▸ **TASK TO COMPLETE**:
Exactly the lines from the one containing "Output the text content of this document." through the end of the data below are to be reproduced, and nothing besides them.

(Records from a data source)
--------------------------------------------------

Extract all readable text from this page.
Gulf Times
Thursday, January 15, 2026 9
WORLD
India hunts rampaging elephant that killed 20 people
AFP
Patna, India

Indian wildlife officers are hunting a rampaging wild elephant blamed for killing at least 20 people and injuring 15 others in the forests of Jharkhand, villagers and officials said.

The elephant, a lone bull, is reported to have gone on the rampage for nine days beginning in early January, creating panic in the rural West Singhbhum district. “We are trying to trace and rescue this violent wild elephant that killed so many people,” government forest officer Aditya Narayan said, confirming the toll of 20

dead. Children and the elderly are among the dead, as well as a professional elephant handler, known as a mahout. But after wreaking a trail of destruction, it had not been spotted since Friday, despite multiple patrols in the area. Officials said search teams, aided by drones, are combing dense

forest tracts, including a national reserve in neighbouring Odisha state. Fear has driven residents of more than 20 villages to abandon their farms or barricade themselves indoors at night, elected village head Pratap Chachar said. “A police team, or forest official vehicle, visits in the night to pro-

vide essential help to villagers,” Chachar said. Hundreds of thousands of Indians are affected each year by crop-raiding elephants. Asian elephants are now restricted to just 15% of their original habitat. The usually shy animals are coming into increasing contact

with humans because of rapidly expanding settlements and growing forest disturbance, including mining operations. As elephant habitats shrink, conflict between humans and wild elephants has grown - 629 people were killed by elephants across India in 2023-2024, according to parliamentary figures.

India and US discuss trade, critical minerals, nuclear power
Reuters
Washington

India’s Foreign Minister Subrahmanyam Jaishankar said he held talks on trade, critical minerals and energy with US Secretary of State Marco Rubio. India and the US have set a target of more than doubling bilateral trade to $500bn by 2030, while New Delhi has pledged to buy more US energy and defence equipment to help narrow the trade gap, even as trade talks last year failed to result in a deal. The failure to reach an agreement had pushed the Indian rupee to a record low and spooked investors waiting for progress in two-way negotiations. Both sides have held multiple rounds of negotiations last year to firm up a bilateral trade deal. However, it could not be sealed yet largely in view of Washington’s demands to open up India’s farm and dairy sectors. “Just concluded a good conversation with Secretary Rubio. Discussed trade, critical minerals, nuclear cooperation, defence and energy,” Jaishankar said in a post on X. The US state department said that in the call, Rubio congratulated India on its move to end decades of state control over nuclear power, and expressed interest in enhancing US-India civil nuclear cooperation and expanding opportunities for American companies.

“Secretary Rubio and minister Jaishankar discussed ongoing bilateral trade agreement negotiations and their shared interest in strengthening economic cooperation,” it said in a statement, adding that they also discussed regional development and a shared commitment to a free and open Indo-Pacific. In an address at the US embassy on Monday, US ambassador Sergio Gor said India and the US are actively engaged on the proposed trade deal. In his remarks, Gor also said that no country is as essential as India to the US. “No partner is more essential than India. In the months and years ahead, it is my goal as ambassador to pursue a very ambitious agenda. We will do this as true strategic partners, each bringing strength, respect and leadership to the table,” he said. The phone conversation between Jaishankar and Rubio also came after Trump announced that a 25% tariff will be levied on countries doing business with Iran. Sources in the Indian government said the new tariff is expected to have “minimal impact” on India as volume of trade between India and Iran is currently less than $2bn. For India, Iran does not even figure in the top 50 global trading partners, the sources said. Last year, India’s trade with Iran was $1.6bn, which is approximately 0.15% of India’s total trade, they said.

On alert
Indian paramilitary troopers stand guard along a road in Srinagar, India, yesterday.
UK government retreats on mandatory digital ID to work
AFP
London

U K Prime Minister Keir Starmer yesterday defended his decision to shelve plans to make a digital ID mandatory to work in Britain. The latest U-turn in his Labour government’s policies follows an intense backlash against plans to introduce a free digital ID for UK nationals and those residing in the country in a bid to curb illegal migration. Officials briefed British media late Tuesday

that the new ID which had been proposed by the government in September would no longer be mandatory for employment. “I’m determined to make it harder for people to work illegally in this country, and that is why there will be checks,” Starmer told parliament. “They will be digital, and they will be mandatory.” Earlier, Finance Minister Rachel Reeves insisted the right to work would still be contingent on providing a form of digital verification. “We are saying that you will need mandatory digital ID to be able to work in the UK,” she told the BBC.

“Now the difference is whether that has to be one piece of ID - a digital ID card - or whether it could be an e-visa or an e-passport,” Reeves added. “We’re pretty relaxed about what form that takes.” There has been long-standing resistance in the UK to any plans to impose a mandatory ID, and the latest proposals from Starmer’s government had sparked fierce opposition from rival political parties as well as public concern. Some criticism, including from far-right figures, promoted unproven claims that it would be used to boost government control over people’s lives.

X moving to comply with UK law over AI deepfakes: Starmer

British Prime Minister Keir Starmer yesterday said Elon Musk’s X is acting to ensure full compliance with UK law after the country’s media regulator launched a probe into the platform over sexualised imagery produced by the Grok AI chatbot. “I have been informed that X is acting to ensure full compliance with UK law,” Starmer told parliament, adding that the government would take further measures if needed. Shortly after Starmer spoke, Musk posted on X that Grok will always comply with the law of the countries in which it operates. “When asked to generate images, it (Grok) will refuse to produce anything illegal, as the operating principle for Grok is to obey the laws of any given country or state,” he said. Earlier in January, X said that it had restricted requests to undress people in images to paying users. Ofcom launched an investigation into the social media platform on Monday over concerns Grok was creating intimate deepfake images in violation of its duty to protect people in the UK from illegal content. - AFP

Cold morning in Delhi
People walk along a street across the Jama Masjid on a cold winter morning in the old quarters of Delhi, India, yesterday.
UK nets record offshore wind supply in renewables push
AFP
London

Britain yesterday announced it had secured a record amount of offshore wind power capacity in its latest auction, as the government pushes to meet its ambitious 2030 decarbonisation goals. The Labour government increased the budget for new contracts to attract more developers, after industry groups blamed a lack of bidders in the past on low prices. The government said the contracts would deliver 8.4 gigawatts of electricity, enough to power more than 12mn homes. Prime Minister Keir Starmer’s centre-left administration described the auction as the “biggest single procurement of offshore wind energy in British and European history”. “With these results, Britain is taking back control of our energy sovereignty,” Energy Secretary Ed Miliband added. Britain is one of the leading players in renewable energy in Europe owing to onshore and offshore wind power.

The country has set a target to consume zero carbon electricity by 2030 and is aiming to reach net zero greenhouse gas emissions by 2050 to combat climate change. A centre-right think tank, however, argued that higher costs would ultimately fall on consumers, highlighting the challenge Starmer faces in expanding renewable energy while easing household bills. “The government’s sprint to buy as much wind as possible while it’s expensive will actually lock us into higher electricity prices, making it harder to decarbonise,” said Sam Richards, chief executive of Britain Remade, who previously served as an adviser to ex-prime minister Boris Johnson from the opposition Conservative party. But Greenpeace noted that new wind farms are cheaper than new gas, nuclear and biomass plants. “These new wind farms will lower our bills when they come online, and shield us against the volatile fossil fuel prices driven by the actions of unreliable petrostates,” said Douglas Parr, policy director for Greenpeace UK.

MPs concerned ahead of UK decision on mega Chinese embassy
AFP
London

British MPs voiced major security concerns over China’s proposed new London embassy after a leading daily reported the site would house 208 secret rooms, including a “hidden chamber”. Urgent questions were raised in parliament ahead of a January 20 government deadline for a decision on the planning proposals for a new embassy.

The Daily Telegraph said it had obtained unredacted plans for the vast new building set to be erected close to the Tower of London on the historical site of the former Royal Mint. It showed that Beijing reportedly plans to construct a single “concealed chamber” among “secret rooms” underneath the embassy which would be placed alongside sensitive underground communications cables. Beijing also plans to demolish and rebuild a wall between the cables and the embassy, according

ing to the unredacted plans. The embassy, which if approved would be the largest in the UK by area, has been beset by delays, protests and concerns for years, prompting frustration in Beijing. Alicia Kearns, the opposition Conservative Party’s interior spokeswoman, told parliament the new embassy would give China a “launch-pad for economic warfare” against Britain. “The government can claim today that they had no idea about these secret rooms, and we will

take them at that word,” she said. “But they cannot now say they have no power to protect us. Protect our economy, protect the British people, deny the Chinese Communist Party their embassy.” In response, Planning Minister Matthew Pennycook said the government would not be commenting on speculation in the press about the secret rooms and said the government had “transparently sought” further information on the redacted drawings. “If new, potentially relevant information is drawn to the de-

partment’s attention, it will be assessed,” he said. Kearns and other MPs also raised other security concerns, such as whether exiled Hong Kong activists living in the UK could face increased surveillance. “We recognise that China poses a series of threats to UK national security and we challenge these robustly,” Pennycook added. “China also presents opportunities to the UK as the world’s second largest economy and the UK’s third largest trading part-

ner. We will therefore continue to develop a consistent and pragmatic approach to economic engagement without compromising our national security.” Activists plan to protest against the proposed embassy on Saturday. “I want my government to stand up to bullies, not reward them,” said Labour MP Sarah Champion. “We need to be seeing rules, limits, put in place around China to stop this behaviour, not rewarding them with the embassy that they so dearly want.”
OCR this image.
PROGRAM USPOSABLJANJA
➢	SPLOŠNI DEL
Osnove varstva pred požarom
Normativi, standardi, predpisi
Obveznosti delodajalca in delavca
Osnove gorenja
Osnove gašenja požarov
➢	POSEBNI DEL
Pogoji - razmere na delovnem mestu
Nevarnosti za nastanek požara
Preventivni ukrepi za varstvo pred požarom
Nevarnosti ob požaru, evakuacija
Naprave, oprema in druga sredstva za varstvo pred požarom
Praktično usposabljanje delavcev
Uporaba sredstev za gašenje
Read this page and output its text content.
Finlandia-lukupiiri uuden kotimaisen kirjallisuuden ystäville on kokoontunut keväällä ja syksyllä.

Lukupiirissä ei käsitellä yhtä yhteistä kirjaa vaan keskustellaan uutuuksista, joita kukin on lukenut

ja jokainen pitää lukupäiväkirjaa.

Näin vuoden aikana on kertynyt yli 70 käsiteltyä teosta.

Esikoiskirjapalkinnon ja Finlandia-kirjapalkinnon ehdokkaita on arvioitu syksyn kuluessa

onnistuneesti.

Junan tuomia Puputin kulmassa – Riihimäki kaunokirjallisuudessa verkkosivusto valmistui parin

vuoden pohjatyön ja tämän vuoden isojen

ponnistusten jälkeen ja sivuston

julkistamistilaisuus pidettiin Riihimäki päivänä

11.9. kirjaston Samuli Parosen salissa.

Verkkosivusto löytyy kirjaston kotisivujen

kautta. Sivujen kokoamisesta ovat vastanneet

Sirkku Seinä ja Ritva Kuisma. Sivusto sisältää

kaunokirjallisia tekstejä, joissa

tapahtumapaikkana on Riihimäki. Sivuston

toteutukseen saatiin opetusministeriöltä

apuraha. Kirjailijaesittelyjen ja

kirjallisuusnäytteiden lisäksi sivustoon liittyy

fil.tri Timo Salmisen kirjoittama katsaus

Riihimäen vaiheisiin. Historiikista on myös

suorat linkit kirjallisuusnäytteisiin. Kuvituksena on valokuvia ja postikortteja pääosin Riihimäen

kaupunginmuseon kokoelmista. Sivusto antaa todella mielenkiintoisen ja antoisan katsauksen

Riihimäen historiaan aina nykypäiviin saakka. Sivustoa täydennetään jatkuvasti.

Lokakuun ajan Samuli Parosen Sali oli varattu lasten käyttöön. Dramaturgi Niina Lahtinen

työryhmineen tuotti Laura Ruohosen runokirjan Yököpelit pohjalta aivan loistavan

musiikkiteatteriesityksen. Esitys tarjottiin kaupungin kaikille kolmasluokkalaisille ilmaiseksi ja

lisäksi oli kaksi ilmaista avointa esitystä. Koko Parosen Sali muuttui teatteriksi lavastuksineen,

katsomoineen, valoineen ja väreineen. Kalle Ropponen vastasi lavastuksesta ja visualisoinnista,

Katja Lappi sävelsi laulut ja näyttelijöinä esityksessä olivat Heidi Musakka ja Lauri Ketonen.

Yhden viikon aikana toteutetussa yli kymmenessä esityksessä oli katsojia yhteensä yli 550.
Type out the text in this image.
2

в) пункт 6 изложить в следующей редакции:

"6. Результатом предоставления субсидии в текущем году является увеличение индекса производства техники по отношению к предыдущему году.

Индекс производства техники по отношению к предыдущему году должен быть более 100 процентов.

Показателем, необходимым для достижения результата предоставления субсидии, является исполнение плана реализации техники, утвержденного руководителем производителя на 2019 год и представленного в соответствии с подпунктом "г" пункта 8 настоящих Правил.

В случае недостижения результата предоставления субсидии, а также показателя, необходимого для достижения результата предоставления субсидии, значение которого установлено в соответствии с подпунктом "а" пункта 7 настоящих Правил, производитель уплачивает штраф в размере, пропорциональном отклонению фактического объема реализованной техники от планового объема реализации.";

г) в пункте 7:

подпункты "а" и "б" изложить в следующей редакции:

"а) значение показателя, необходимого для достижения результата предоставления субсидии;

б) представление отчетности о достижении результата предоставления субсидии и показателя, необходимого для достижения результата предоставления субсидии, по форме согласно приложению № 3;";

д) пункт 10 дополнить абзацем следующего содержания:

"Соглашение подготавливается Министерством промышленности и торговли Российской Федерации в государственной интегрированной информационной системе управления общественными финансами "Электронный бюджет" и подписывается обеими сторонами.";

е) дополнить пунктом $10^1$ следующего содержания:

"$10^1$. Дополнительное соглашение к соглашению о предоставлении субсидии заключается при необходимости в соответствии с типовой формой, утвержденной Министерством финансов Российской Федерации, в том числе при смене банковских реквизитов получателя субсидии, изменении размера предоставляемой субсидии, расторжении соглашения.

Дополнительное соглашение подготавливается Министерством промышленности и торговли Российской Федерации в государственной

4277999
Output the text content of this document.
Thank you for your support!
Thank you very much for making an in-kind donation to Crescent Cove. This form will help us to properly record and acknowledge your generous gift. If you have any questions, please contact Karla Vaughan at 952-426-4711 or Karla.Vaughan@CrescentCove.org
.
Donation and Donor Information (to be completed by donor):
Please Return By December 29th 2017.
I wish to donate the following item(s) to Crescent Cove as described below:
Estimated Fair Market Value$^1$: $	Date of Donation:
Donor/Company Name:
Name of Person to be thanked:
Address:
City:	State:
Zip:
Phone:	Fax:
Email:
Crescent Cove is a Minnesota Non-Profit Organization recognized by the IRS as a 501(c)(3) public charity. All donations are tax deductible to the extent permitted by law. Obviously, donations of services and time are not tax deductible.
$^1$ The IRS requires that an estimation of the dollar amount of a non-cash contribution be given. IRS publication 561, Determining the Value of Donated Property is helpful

--------------------------------------------------

▸ **RESULT**:
Output the text content of this document.
Thank you for your support!
Thank you very much for making an in-kind donation to Crescent Cove. This form will help us to properly record and acknowledge your generous gift. If you have any questions, please contact Karla Vaughan at 952-426-4711 or Karla.Vaughan@CrescentCove.org
.
Donation and Donor Information (to be completed by donor):
Please Return By December 29th 2017.
I wish to donate the following item(s) to Crescent Cove as described below:
Estimated Fair Market Value$^1$: $	Date of Donation:
Donor/Company Name:
Name of Person to be thanked:
Address:
City:	State:
Zip:
Phone:	Fax:
Email:
Crescent Cove is a Minnesota Non-Profit Organization recognized by the IRS as a 501(c)(3) public charity. All donations are tax deductible to the extent permitted by law. Obviously, donations of services and time are not tax deductible.
$^1$ The IRS requires that an estimation of the dollar amount of a non-cash contribution be given. IRS publication 561, Determining the Value of Donated Property is helpful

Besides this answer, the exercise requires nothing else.